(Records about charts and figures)
◇ ◇ ◇ ◇ ◇

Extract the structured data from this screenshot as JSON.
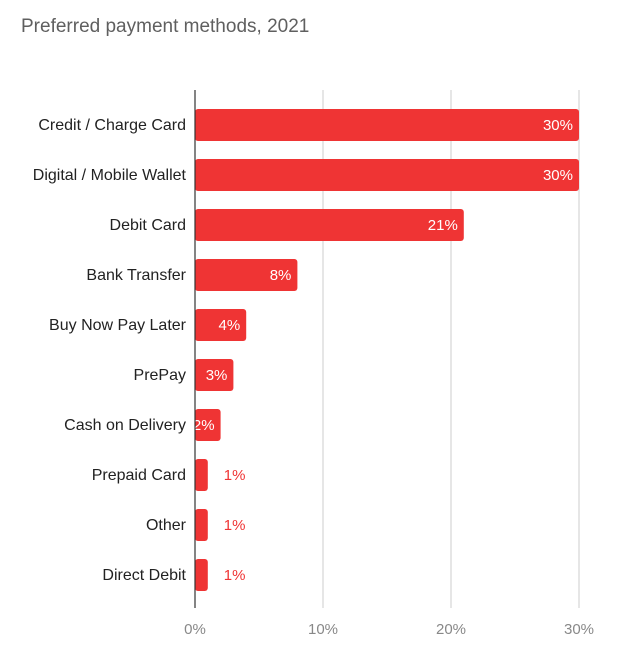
{
  "chart_data": {
    "type": "bar",
    "orientation": "horizontal",
    "title": "Preferred payment methods, 2021",
    "categories": [
      "Credit / Charge Card",
      "Digital / Mobile Wallet",
      "Debit Card",
      "Bank Transfer",
      "Buy Now Pay Later",
      "PrePay",
      "Cash on Delivery",
      "Prepaid Card",
      "Other",
      "Direct Debit"
    ],
    "values": [
      30,
      30,
      21,
      8,
      4,
      3,
      2,
      1,
      1,
      1
    ],
    "value_labels": [
      "30%",
      "30%",
      "21%",
      "8%",
      "4%",
      "3%",
      "2%",
      "1%",
      "1%",
      "1%"
    ],
    "xlim": [
      0,
      30
    ],
    "xticks": [
      0,
      10,
      20,
      30
    ],
    "xtick_labels": [
      "0%",
      "10%",
      "20%",
      "30%"
    ],
    "grid": true,
    "bar_color": "#ef3434",
    "grid_color": "#cccccc",
    "axis_color": "#333333"
  }
}
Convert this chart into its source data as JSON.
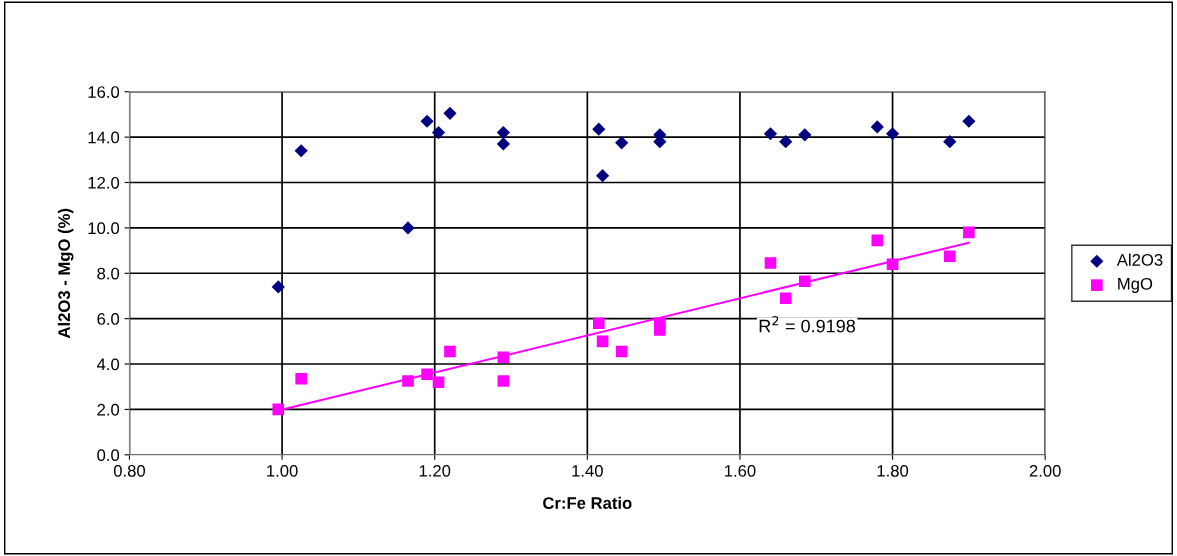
{
  "chart_data": {
    "type": "scatter",
    "xlabel": "Cr:Fe Ratio",
    "ylabel": "Al2O3 - MgO (%)",
    "x": [
      0.995,
      1.025,
      1.165,
      1.19,
      1.205,
      1.22,
      1.29,
      1.29,
      1.415,
      1.42,
      1.445,
      1.495,
      1.495,
      1.64,
      1.66,
      1.685,
      1.78,
      1.8,
      1.875,
      1.9
    ],
    "series": [
      {
        "name": "Al2O3",
        "color": "#000080",
        "marker": "diamond",
        "values": [
          7.4,
          13.4,
          10.0,
          14.7,
          14.2,
          15.05,
          14.2,
          13.7,
          14.35,
          12.3,
          13.75,
          14.1,
          13.8,
          14.15,
          13.8,
          14.1,
          14.45,
          14.15,
          13.8,
          14.7
        ]
      },
      {
        "name": "MgO",
        "color": "#ff00ff",
        "marker": "square",
        "values": [
          2.0,
          3.35,
          3.25,
          3.55,
          3.2,
          4.55,
          4.3,
          3.25,
          5.8,
          5.0,
          4.55,
          5.8,
          5.5,
          8.45,
          6.9,
          7.65,
          9.45,
          8.4,
          8.75,
          9.8
        ]
      },
      {
        "type": "line",
        "color": "#ff00ff",
        "x": [
          0.995,
          1.9
        ],
        "values": [
          1.95,
          9.35
        ]
      }
    ],
    "annotations": [
      "R$^{2}$ = 0.9198"
    ],
    "xlim": [
      0.8,
      2.0
    ],
    "xticks": [
      {
        "value": 0.8,
        "label": "0.80"
      },
      {
        "value": 1.0,
        "label": "1.00"
      },
      {
        "value": 1.2,
        "label": "1.20"
      },
      {
        "value": 1.4,
        "label": "1.40"
      },
      {
        "value": 1.6,
        "label": "1.60"
      },
      {
        "value": 1.8,
        "label": "1.80"
      },
      {
        "value": 2.0,
        "label": "2.00"
      }
    ],
    "ylim": [
      0,
      16
    ],
    "yticks": [
      {
        "value": 0,
        "label": "0.0"
      },
      {
        "value": 2,
        "label": "2.0"
      },
      {
        "value": 4,
        "label": "4.0"
      },
      {
        "value": 6,
        "label": "6.0"
      },
      {
        "value": 8,
        "label": "8.0"
      },
      {
        "value": 10,
        "label": "10.0"
      },
      {
        "value": 12,
        "label": "12.0"
      },
      {
        "value": 14,
        "label": "14.0"
      },
      {
        "value": 16,
        "label": "16.0"
      }
    ],
    "grid": true,
    "legend": "right"
  }
}
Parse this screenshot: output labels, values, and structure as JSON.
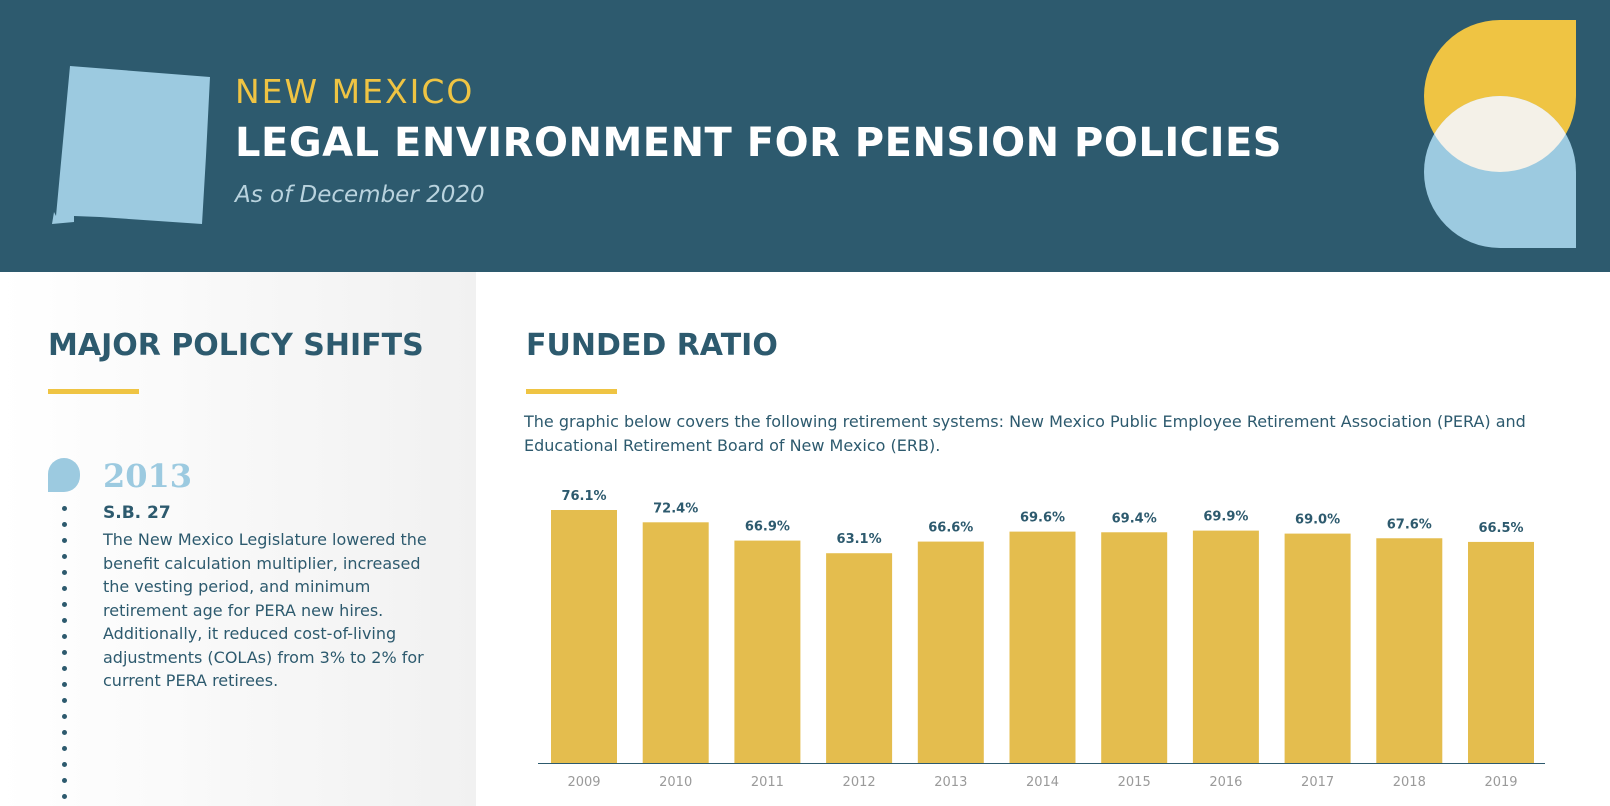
{
  "header": {
    "state": "NEW MEXICO",
    "title": "LEGAL ENVIRONMENT FOR PENSION POLICIES",
    "subtitle": "As of December 2020"
  },
  "policy_shifts": {
    "heading": "MAJOR POLICY SHIFTS",
    "events": [
      {
        "year": "2013",
        "bill": "S.B. 27",
        "description": "The New Mexico Legislature lowered the benefit calculation multiplier, increased the vesting period, and minimum retirement age for PERA new hires. Additionally, it reduced cost-of-living adjustments (COLAs) from 3% to 2% for current PERA retirees."
      }
    ]
  },
  "funded_ratio": {
    "heading": "FUNDED RATIO",
    "description": "The graphic below covers the following retirement systems: New Mexico Public Employee Retirement Association (PERA) and Educational Retirement Board of New Mexico (ERB)."
  },
  "colors": {
    "header_bg": "#2d5a6e",
    "accent_yellow": "#efc443",
    "bar_yellow": "#e4bd4e",
    "light_blue": "#9ccae0",
    "text_navy": "#2d5a6e"
  },
  "icons": {
    "state_outline": "new-mexico-map-icon",
    "brand_mark": "overlapping-leaf-logo-icon",
    "timeline_marker": "drop-marker-icon"
  },
  "chart_data": {
    "type": "bar",
    "categories": [
      "2009",
      "2010",
      "2011",
      "2012",
      "2013",
      "2014",
      "2015",
      "2016",
      "2017",
      "2018",
      "2019"
    ],
    "values": [
      76.1,
      72.4,
      66.9,
      63.1,
      66.6,
      69.6,
      69.4,
      69.9,
      69.0,
      67.6,
      66.5
    ],
    "labels": [
      "76.1%",
      "72.4%",
      "66.9%",
      "63.1%",
      "66.6%",
      "69.6%",
      "69.4%",
      "69.9%",
      "69.0%",
      "67.6%",
      "66.5%"
    ],
    "ylim": [
      0,
      76.1
    ],
    "grid": false,
    "legend": "none"
  }
}
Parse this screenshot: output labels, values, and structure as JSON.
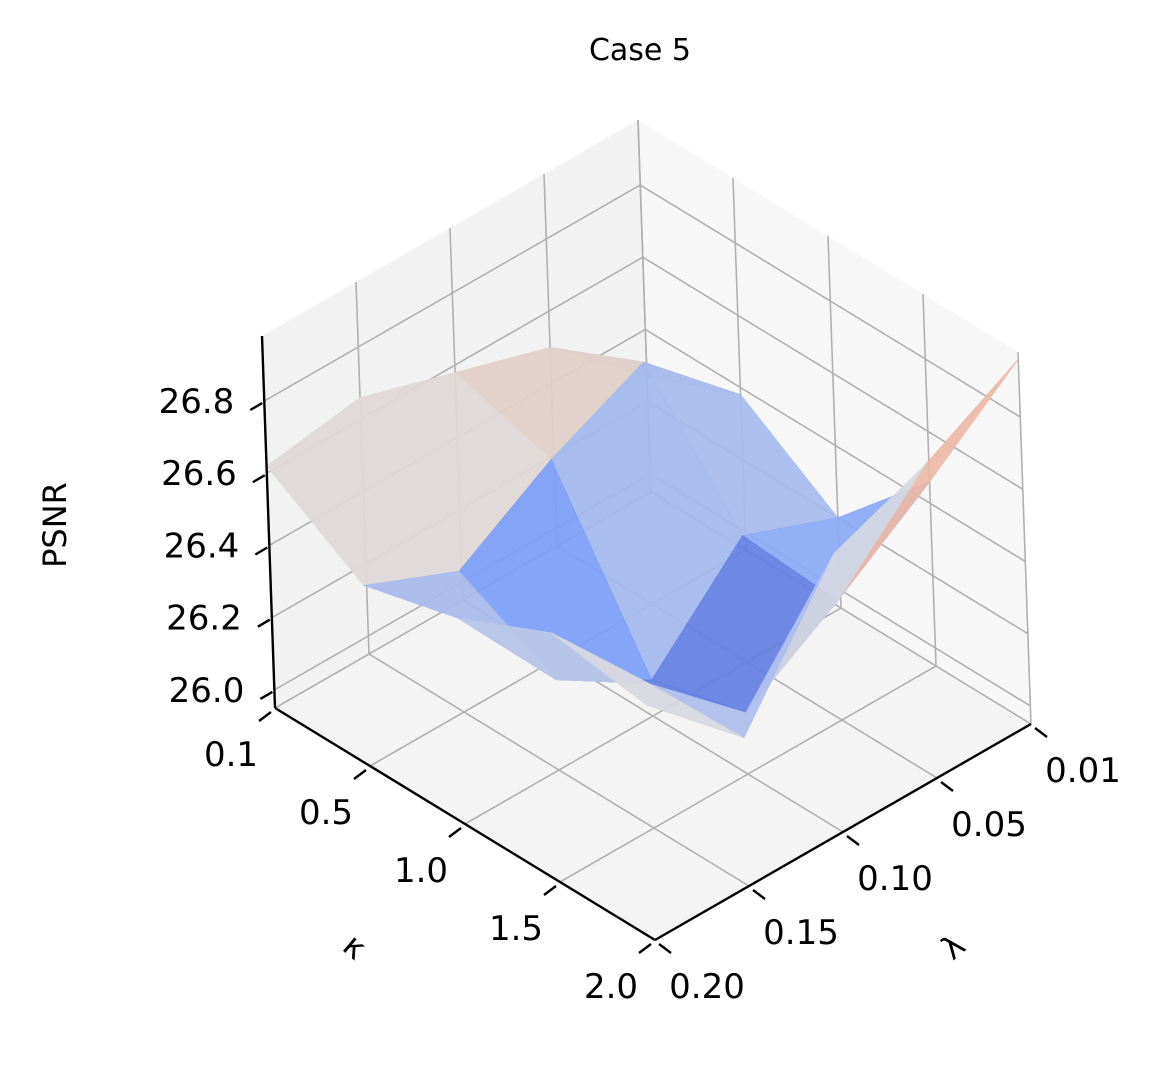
{
  "chart_data": {
    "type": "surface",
    "title": "Case 5",
    "xlabel": "κ",
    "ylabel": "λ",
    "zlabel": "PSNR",
    "colormap": "coolwarm",
    "x_tick_labels": [
      "0.1",
      "0.5",
      "1.0",
      "1.5",
      "2.0"
    ],
    "y_tick_labels": [
      "0.01",
      "0.05",
      "0.10",
      "0.15",
      "0.20"
    ],
    "z_tick_labels": [
      "26.0",
      "26.2",
      "26.4",
      "26.6",
      "26.8"
    ],
    "zlim": [
      25.95,
      26.98
    ],
    "grid": true,
    "kappa_values": [
      0.1,
      0.5,
      1.0,
      1.5,
      2.0
    ],
    "lambda_values": [
      0.01,
      0.05,
      0.1,
      0.15,
      0.2
    ],
    "psnr": [
      [
        26.27,
        26.5,
        26.58,
        26.66,
        26.62
      ],
      [
        26.38,
        26.62,
        26.5,
        26.34,
        26.45
      ],
      [
        26.2,
        26.3,
        26.05,
        26.2,
        26.52
      ],
      [
        26.46,
        26.28,
        26.12,
        26.35,
        26.64
      ],
      [
        26.96,
        26.82,
        26.72,
        26.36,
        26.6
      ]
    ]
  }
}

◇ ◇ ◇ ◇ ◇

### Work to do
Keep the pictures out and write out the records exactly.

### Reply
Extract the structured data from this screenshot as JSON.
{
  "chart_data": {
    "type": "bar",
    "orientation": "horizontal",
    "title": "Preferred payment methods, 2021",
    "categories": [
      "Credit / Charge Card",
      "Digital / Mobile Wallet",
      "Debit Card",
      "Bank Transfer",
      "Buy Now Pay Later",
      "PrePay",
      "Cash on Delivery",
      "Prepaid Card",
      "Other",
      "Direct Debit"
    ],
    "values": [
      30,
      30,
      21,
      8,
      4,
      3,
      2,
      1,
      1,
      1
    ],
    "value_labels": [
      "30%",
      "30%",
      "21%",
      "8%",
      "4%",
      "3%",
      "2%",
      "1%",
      "1%",
      "1%"
    ],
    "xlim": [
      0,
      30
    ],
    "xticks": [
      0,
      10,
      20,
      30
    ],
    "xtick_labels": [
      "0%",
      "10%",
      "20%",
      "30%"
    ],
    "grid": true,
    "bar_color": "#ef3434",
    "grid_color": "#cccccc",
    "axis_color": "#333333"
  }
}
Convert this chart into its source data as JSON.
{
  "chart_data": {
    "type": "scatter",
    "xlabel": "Cr:Fe Ratio",
    "ylabel": "Al2O3 - MgO (%)",
    "x": [
      0.995,
      1.025,
      1.165,
      1.19,
      1.205,
      1.22,
      1.29,
      1.29,
      1.415,
      1.42,
      1.445,
      1.495,
      1.495,
      1.64,
      1.66,
      1.685,
      1.78,
      1.8,
      1.875,
      1.9
    ],
    "series": [
      {
        "name": "Al2O3",
        "color": "#000080",
        "marker": "diamond",
        "values": [
          7.4,
          13.4,
          10.0,
          14.7,
          14.2,
          15.05,
          14.2,
          13.7,
          14.35,
          12.3,
          13.75,
          14.1,
          13.8,
          14.15,
          13.8,
          14.1,
          14.45,
          14.15,
          13.8,
          14.7
        ]
      },
      {
        "name": "MgO",
        "color": "#ff00ff",
        "marker": "square",
        "values": [
          2.0,
          3.35,
          3.25,
          3.55,
          3.2,
          4.55,
          4.3,
          3.25,
          5.8,
          5.0,
          4.55,
          5.8,
          5.5,
          8.45,
          6.9,
          7.65,
          9.45,
          8.4,
          8.75,
          9.8
        ]
      },
      {
        "type": "line",
        "color": "#ff00ff",
        "x": [
          0.995,
          1.9
        ],
        "values": [
          1.95,
          9.35
        ]
      }
    ],
    "annotations": [
      "R$^{2}$ = 0.9198"
    ],
    "xlim": [
      0.8,
      2.0
    ],
    "xticks": [
      {
        "value": 0.8,
        "label": "0.80"
      },
      {
        "value": 1.0,
        "label": "1.00"
      },
      {
        "value": 1.2,
        "label": "1.20"
      },
      {
        "value": 1.4,
        "label": "1.40"
      },
      {
        "value": 1.6,
        "label": "1.60"
      },
      {
        "value": 1.8,
        "label": "1.80"
      },
      {
        "value": 2.0,
        "label": "2.00"
      }
    ],
    "ylim": [
      0,
      16
    ],
    "yticks": [
      {
        "value": 0,
        "label": "0.0"
      },
      {
        "value": 2,
        "label": "2.0"
      },
      {
        "value": 4,
        "label": "4.0"
      },
      {
        "value": 6,
        "label": "6.0"
      },
      {
        "value": 8,
        "label": "8.0"
      },
      {
        "value": 10,
        "label": "10.0"
      },
      {
        "value": 12,
        "label": "12.0"
      },
      {
        "value": 14,
        "label": "14.0"
      },
      {
        "value": 16,
        "label": "16.0"
      }
    ],
    "grid": true,
    "legend": "right"
  }
}
Parse this screenshot: output labels, values, and structure as JSON.
{
  "header": {
    "state": "NEW MEXICO",
    "title": "LEGAL ENVIRONMENT FOR PENSION POLICIES",
    "subtitle": "As of December 2020"
  },
  "policy_shifts": {
    "heading": "MAJOR POLICY SHIFTS",
    "events": [
      {
        "year": "2013",
        "bill": "S.B. 27",
        "description": "The New Mexico Legislature lowered the benefit calculation multiplier, increased the vesting period, and minimum retirement age for PERA new hires. Additionally, it reduced cost-of-living adjustments (COLAs) from 3% to 2% for current PERA retirees."
      }
    ]
  },
  "funded_ratio": {
    "heading": "FUNDED RATIO",
    "description": "The graphic below covers the following retirement systems: New Mexico Public Employee Retirement Association (PERA) and Educational Retirement Board of New Mexico (ERB)."
  },
  "colors": {
    "header_bg": "#2d5a6e",
    "accent_yellow": "#efc443",
    "bar_yellow": "#e4bd4e",
    "light_blue": "#9ccae0",
    "text_navy": "#2d5a6e"
  },
  "icons": {
    "state_outline": "new-mexico-map-icon",
    "brand_mark": "overlapping-leaf-logo-icon",
    "timeline_marker": "drop-marker-icon"
  },
  "chart_data": {
    "type": "bar",
    "categories": [
      "2009",
      "2010",
      "2011",
      "2012",
      "2013",
      "2014",
      "2015",
      "2016",
      "2017",
      "2018",
      "2019"
    ],
    "values": [
      76.1,
      72.4,
      66.9,
      63.1,
      66.6,
      69.6,
      69.4,
      69.9,
      69.0,
      67.6,
      66.5
    ],
    "labels": [
      "76.1%",
      "72.4%",
      "66.9%",
      "63.1%",
      "66.6%",
      "69.6%",
      "69.4%",
      "69.9%",
      "69.0%",
      "67.6%",
      "66.5%"
    ],
    "ylim": [
      0,
      76.1
    ],
    "grid": false,
    "legend": "none"
  }
}
Parse this screenshot: output labels, values, and structure as JSON.
{
  "chart_data": {
    "type": "surface",
    "title": "Case 5",
    "xlabel": "κ",
    "ylabel": "λ",
    "zlabel": "PSNR",
    "colormap": "coolwarm",
    "x_tick_labels": [
      "0.1",
      "0.5",
      "1.0",
      "1.5",
      "2.0"
    ],
    "y_tick_labels": [
      "0.01",
      "0.05",
      "0.10",
      "0.15",
      "0.20"
    ],
    "z_tick_labels": [
      "26.0",
      "26.2",
      "26.4",
      "26.6",
      "26.8"
    ],
    "zlim": [
      25.95,
      26.98
    ],
    "grid": true,
    "kappa_values": [
      0.1,
      0.5,
      1.0,
      1.5,
      2.0
    ],
    "lambda_values": [
      0.01,
      0.05,
      0.1,
      0.15,
      0.2
    ],
    "psnr": [
      [
        26.27,
        26.5,
        26.58,
        26.66,
        26.62
      ],
      [
        26.38,
        26.62,
        26.5,
        26.34,
        26.45
      ],
      [
        26.2,
        26.3,
        26.05,
        26.2,
        26.52
      ],
      [
        26.46,
        26.28,
        26.12,
        26.35,
        26.64
      ],
      [
        26.96,
        26.82,
        26.72,
        26.36,
        26.6
      ]
    ]
  }
}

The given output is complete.